___ Records provided ___

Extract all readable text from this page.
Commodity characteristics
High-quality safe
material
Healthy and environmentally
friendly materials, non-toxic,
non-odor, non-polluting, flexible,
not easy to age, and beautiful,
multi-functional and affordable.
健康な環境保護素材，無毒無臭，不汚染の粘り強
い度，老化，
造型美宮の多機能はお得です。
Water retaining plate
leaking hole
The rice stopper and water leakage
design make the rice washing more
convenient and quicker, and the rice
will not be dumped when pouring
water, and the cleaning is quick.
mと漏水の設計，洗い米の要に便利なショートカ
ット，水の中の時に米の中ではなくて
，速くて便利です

___

● **Directions for this task**
Output the listing above exactly as it appears.

● **Written reply**
Extract all readable text from this page.
Commodity characteristics
High-quality safe
material
Healthy and environmentally
friendly materials, non-toxic,
non-odor, non-polluting, flexible,
not easy to age, and beautiful,
multi-functional and affordable.
健康な環境保護素材，無毒無臭，不汚染の粘り強
い度，老化，
造型美宮の多機能はお得です。
Water retaining plate
leaking hole
The rice stopper and water leakage
design make the rice washing more
convenient and quicker, and the rice
will not be dumped when pouring
water, and the cleaning is quick.
mと漏水の設計，洗い米の要に便利なショートカ
ット，水の中の時に米の中ではなくて
，速くて便利です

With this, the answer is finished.